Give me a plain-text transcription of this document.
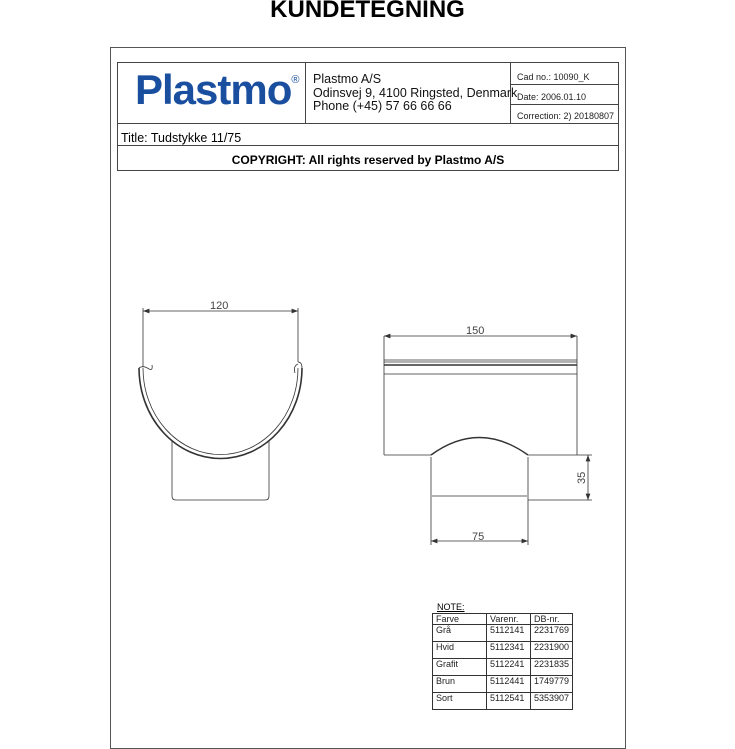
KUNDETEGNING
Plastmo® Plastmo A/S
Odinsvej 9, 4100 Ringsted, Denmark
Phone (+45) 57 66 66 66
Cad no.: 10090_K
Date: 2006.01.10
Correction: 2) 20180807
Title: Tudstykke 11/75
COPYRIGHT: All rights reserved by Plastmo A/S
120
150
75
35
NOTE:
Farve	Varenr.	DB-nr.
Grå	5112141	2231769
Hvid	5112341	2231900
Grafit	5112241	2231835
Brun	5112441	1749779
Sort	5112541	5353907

· · · · · · ·

__EXERCISE AIM__:
Copy each line above where the string "Plastmo" occurs.

__FULL OUTPUT__:
Plastmo® Plastmo A/S
COPYRIGHT: All rights reserved by Plastmo A/S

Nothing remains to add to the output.